## EXERCISE DIRECTIONS
Only lines with the string "objective" matter here; gather them from the material below.

(Data entries for graphics)
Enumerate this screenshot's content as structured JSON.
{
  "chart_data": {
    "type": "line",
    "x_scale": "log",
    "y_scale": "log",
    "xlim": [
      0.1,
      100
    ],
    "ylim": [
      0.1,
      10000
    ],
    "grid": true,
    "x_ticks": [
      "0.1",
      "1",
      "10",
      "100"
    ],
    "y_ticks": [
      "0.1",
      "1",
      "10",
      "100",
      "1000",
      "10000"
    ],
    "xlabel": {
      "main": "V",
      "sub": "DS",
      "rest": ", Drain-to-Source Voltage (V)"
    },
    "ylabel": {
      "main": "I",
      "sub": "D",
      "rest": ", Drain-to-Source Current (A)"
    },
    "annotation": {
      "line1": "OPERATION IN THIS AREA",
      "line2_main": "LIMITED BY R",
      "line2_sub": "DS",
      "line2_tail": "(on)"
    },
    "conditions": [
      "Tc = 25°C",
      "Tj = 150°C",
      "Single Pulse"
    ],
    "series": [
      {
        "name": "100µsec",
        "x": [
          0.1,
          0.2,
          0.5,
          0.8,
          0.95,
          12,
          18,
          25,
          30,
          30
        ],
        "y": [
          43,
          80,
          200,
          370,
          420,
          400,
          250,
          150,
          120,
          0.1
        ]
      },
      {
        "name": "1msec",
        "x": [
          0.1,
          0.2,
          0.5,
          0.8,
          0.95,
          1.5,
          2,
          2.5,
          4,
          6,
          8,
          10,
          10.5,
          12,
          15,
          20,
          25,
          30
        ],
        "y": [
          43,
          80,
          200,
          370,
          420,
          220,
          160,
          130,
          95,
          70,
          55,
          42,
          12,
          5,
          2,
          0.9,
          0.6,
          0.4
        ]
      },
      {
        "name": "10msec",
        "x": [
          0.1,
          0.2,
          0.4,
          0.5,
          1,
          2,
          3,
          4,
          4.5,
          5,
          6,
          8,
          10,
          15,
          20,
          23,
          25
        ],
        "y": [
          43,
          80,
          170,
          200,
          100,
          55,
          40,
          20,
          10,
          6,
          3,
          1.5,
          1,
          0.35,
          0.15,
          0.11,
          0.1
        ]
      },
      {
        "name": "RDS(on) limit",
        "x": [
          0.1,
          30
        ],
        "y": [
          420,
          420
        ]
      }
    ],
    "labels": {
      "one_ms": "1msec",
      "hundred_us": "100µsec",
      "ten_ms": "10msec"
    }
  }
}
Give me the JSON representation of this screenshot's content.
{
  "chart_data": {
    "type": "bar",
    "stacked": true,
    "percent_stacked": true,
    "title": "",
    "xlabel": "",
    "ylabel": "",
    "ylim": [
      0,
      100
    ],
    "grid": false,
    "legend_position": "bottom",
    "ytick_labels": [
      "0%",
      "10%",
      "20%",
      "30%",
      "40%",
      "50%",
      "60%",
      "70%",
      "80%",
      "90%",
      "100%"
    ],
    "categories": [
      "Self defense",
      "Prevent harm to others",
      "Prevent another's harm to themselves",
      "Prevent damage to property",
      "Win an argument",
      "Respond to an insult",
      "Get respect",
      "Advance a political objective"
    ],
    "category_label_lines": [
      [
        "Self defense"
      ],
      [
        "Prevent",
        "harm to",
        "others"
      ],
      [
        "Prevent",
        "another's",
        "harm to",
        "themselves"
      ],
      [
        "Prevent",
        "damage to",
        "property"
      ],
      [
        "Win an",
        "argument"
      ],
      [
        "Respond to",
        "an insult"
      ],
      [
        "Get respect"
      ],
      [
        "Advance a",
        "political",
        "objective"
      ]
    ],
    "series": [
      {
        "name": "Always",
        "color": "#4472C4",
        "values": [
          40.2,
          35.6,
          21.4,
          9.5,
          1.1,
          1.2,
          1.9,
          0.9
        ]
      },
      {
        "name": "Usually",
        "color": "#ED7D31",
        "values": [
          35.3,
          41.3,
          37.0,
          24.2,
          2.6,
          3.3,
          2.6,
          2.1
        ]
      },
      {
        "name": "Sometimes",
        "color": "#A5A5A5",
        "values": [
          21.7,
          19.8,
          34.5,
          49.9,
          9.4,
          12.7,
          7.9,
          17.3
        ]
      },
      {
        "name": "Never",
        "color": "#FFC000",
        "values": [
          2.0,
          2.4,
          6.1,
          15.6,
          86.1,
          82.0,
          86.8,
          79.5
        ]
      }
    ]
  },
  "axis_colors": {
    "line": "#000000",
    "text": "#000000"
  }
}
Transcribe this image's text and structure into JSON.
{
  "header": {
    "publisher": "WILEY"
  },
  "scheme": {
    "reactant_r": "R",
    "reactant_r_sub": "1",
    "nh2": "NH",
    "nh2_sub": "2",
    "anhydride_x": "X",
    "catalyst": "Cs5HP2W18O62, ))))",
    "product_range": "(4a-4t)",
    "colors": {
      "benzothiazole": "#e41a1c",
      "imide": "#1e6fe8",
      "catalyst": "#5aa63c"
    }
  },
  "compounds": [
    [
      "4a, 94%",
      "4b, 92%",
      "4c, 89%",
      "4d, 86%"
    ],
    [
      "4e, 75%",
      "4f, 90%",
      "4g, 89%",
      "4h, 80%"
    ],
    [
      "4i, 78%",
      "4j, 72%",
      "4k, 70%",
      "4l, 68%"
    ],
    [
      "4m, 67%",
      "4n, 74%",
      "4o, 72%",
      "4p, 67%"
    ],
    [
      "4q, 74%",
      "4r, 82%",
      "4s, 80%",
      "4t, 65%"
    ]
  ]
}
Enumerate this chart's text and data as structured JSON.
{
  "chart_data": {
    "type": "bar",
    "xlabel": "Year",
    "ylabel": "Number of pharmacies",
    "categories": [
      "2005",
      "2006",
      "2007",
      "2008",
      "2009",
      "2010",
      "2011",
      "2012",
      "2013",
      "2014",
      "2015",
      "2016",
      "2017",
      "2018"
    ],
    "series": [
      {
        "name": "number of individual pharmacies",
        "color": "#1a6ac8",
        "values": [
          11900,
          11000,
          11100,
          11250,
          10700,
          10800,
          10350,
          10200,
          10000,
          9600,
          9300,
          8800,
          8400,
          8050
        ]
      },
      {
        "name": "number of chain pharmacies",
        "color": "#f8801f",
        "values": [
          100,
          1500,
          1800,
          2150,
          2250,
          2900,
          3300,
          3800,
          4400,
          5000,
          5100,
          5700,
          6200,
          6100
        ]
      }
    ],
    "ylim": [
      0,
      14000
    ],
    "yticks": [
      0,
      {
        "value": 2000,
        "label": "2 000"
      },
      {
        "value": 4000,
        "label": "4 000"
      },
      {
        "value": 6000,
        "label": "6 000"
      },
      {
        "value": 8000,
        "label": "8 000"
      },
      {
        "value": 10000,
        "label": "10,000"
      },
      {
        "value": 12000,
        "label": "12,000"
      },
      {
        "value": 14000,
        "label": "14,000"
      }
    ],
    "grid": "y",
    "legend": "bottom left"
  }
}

## ANSWER
      "Advance a political objective"
        "objective"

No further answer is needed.